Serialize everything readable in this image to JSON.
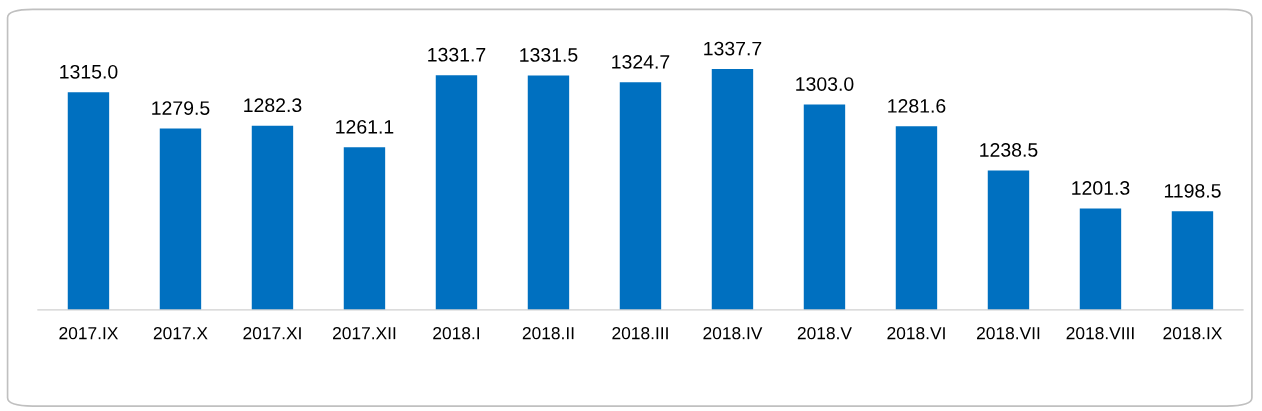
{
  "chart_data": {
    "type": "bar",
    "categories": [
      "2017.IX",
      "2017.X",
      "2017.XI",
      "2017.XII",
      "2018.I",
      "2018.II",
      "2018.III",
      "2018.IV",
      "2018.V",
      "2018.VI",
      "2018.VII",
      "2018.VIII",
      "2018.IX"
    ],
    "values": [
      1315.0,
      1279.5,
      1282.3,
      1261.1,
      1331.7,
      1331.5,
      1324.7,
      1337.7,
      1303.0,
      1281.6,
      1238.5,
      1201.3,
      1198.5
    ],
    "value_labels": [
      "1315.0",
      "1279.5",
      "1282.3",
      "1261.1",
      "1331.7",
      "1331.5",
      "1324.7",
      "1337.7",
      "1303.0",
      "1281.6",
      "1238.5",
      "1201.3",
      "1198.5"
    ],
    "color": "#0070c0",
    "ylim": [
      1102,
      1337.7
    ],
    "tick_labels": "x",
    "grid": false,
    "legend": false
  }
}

> [WHAT TO PRODUCE]: Repeat the listing above exactly, with no pictures.

> [WRITTEN SOLUTION]:
Serialize everything readable in this image to JSON.
{
  "chart_data": {
    "type": "bar",
    "categories": [
      "2017.IX",
      "2017.X",
      "2017.XI",
      "2017.XII",
      "2018.I",
      "2018.II",
      "2018.III",
      "2018.IV",
      "2018.V",
      "2018.VI",
      "2018.VII",
      "2018.VIII",
      "2018.IX"
    ],
    "values": [
      1315.0,
      1279.5,
      1282.3,
      1261.1,
      1331.7,
      1331.5,
      1324.7,
      1337.7,
      1303.0,
      1281.6,
      1238.5,
      1201.3,
      1198.5
    ],
    "value_labels": [
      "1315.0",
      "1279.5",
      "1282.3",
      "1261.1",
      "1331.7",
      "1331.5",
      "1324.7",
      "1337.7",
      "1303.0",
      "1281.6",
      "1238.5",
      "1201.3",
      "1198.5"
    ],
    "color": "#0070c0",
    "ylim": [
      1102,
      1337.7
    ],
    "tick_labels": "x",
    "grid": false,
    "legend": false
  }
}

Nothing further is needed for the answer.